**Aim of the task:** Extract every line where the string "Aviation" appears.

━━━ Listing ━━━

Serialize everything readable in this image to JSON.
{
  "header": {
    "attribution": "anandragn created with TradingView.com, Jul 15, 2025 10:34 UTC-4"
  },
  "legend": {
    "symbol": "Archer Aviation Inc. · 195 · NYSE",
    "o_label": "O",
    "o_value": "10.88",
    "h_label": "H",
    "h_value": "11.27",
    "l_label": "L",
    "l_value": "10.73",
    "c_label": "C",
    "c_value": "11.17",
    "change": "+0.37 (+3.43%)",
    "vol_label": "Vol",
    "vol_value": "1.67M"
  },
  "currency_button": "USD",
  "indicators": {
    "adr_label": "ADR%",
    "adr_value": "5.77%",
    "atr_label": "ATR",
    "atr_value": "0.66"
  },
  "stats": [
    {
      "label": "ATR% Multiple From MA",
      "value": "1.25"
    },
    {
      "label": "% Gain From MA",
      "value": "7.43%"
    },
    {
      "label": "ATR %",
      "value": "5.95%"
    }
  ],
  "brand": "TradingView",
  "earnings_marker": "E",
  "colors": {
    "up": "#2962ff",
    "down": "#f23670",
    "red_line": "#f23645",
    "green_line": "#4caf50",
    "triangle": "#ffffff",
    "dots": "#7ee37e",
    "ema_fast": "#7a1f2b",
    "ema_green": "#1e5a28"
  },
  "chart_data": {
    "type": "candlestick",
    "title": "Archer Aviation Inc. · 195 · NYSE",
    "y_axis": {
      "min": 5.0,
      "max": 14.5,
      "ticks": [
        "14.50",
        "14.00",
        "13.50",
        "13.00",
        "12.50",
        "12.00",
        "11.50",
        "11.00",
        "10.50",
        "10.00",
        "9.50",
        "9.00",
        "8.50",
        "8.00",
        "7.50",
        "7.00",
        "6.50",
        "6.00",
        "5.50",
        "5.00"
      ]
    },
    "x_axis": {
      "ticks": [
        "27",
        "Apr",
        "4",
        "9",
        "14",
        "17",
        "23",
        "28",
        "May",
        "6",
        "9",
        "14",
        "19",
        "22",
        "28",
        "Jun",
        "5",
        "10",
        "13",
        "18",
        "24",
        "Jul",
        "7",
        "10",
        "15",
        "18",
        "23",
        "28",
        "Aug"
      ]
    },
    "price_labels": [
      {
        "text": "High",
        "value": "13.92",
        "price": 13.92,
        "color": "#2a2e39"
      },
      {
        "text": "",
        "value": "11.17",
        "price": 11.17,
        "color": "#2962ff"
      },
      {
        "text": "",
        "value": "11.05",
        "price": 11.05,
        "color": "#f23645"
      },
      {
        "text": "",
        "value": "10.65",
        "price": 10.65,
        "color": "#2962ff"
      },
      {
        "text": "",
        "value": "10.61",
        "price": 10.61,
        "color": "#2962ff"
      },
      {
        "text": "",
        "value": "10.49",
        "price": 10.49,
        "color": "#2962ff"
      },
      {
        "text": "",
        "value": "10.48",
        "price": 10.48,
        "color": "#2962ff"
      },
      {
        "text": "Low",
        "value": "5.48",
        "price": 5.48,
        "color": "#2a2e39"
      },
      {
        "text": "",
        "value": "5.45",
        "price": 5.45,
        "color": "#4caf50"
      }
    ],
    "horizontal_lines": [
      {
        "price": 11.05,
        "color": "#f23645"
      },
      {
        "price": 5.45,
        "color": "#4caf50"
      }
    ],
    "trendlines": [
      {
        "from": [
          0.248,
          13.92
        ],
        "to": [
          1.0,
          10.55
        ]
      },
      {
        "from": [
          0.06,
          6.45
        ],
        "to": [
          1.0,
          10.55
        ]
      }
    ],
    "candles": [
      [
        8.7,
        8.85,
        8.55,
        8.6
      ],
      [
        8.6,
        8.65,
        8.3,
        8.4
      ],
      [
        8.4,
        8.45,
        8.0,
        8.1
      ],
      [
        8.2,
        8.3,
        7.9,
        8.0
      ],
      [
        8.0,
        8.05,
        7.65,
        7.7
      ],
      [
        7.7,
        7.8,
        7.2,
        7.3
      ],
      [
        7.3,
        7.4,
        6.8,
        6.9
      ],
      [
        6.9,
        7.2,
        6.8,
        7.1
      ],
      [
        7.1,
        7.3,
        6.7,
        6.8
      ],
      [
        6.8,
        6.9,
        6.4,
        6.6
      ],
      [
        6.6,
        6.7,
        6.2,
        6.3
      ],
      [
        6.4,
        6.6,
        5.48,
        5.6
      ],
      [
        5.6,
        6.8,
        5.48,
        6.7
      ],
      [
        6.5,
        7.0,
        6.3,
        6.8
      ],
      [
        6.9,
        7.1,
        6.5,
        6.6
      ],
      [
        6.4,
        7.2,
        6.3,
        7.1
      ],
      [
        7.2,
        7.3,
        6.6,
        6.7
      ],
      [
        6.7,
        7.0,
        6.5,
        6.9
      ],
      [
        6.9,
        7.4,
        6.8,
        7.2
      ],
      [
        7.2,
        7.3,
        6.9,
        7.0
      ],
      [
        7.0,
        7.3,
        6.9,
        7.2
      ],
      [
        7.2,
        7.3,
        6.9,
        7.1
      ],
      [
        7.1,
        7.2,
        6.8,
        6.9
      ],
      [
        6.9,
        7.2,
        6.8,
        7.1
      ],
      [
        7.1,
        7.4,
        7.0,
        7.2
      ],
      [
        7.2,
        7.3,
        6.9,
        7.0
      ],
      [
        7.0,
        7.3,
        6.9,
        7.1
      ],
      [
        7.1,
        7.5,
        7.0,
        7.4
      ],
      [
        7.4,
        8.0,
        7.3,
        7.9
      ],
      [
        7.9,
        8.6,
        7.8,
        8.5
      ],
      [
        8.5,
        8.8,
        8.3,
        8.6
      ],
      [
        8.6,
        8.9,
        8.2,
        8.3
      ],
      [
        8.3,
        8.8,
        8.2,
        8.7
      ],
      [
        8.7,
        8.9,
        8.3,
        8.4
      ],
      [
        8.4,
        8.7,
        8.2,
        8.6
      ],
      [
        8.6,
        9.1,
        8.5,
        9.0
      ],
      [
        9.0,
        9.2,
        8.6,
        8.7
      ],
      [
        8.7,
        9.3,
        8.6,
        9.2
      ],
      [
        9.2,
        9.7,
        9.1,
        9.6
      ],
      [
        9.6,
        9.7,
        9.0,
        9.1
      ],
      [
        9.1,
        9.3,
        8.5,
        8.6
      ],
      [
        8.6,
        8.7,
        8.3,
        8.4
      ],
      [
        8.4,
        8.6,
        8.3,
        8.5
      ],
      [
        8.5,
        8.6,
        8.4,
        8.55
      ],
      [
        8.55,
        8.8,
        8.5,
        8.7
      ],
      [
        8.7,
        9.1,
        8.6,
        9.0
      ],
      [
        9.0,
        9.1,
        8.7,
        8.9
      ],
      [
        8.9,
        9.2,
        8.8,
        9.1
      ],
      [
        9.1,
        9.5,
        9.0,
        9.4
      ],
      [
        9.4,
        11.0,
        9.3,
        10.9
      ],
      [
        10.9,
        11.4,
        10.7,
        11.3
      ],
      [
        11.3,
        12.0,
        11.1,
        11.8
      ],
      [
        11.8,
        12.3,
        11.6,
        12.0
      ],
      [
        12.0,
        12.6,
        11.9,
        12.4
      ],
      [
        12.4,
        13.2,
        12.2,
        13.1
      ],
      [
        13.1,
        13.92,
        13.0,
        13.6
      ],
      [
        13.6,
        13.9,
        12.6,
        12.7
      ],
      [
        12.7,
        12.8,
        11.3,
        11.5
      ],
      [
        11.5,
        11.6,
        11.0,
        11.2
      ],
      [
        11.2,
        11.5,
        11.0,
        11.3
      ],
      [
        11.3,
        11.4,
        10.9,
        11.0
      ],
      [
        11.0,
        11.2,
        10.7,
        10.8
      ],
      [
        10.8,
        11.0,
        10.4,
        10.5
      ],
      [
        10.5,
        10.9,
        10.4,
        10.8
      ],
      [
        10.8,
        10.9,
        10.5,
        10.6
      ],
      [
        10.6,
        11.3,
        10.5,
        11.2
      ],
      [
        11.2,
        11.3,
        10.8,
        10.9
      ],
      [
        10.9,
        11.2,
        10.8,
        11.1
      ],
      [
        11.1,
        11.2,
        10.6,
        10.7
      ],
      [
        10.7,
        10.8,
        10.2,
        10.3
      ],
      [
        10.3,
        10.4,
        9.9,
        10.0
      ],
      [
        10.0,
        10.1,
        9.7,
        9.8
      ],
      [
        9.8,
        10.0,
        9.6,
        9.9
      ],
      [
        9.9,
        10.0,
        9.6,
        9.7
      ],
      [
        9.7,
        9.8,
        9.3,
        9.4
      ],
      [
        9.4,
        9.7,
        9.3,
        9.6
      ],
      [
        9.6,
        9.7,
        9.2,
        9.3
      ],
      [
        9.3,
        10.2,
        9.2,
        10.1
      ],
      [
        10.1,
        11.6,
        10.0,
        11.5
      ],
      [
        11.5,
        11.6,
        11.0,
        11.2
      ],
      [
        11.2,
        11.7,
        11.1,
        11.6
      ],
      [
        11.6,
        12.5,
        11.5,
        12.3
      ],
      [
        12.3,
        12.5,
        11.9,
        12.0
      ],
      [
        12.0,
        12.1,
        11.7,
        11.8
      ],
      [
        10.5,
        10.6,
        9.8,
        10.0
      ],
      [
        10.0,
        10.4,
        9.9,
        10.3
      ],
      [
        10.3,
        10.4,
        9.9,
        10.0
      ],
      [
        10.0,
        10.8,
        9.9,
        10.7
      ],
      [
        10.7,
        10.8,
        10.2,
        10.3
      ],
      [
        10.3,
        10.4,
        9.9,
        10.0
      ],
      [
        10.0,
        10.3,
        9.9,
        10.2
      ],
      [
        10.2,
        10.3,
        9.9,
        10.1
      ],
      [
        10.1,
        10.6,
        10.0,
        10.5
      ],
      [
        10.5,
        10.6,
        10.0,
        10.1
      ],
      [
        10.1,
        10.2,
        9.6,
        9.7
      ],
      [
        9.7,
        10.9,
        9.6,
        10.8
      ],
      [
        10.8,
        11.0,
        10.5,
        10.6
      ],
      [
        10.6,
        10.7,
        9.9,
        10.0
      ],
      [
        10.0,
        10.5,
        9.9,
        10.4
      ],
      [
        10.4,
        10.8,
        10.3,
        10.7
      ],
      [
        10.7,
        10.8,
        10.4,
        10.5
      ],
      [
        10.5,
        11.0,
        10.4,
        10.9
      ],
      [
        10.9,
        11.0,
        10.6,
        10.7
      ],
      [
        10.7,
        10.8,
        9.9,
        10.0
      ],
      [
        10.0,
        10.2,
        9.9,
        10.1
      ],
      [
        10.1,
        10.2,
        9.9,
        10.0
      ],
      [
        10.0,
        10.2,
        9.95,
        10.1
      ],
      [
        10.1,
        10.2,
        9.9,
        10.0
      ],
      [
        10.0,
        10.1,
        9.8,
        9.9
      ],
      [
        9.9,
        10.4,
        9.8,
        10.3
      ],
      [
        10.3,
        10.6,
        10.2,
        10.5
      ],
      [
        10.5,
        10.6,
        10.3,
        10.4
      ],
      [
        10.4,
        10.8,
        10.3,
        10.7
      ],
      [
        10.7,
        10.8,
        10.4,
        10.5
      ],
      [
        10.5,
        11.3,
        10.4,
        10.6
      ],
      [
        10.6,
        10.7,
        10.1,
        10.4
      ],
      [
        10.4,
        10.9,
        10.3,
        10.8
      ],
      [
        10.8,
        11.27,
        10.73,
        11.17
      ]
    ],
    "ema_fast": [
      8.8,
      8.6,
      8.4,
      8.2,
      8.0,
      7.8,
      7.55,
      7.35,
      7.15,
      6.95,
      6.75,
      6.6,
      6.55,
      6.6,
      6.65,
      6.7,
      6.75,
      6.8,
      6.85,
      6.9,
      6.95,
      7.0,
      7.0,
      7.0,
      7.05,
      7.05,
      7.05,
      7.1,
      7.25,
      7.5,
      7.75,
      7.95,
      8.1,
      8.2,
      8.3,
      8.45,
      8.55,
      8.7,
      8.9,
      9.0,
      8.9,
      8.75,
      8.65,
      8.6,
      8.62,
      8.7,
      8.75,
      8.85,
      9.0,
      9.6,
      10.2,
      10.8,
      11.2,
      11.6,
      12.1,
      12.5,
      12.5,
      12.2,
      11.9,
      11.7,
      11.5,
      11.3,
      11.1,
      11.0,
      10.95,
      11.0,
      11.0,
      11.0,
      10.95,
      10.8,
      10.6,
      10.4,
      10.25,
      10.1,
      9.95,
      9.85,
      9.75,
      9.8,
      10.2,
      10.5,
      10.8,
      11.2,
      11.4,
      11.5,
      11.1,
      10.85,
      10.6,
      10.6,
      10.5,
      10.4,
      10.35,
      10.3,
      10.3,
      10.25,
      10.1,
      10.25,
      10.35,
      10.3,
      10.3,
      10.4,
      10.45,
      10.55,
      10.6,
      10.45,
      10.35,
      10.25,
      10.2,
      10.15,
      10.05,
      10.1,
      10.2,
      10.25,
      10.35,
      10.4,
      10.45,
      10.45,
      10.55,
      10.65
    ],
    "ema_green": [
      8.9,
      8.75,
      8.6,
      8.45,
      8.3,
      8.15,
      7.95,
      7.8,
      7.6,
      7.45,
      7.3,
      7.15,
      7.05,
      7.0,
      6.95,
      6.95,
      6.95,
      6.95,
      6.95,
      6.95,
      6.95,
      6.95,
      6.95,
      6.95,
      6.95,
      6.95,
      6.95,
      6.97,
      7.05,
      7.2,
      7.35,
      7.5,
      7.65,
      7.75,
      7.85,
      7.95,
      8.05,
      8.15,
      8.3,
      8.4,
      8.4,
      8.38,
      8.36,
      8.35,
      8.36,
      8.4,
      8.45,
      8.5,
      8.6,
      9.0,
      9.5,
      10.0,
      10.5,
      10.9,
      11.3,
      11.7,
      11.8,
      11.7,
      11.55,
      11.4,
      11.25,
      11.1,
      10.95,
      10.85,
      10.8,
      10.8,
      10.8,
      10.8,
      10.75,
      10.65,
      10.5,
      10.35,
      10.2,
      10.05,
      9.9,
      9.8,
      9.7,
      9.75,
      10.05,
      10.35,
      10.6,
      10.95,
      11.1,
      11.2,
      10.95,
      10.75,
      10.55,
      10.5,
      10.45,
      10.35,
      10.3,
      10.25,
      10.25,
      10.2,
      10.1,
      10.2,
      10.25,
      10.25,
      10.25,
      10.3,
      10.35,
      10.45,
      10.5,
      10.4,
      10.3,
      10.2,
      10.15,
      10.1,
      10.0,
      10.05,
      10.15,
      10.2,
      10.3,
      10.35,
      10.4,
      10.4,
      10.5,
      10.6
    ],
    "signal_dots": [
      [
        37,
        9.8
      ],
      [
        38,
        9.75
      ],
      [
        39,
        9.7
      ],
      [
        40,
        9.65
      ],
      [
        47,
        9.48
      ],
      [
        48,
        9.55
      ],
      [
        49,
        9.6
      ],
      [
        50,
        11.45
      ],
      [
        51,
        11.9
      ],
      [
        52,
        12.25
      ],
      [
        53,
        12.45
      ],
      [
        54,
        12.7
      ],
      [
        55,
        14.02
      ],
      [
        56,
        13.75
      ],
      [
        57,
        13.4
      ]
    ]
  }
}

━━━

**Final result:**
    "symbol": "Archer Aviation Inc. · 195 · NYSE",
    "title": "Archer Aviation Inc. · 195 · NYSE",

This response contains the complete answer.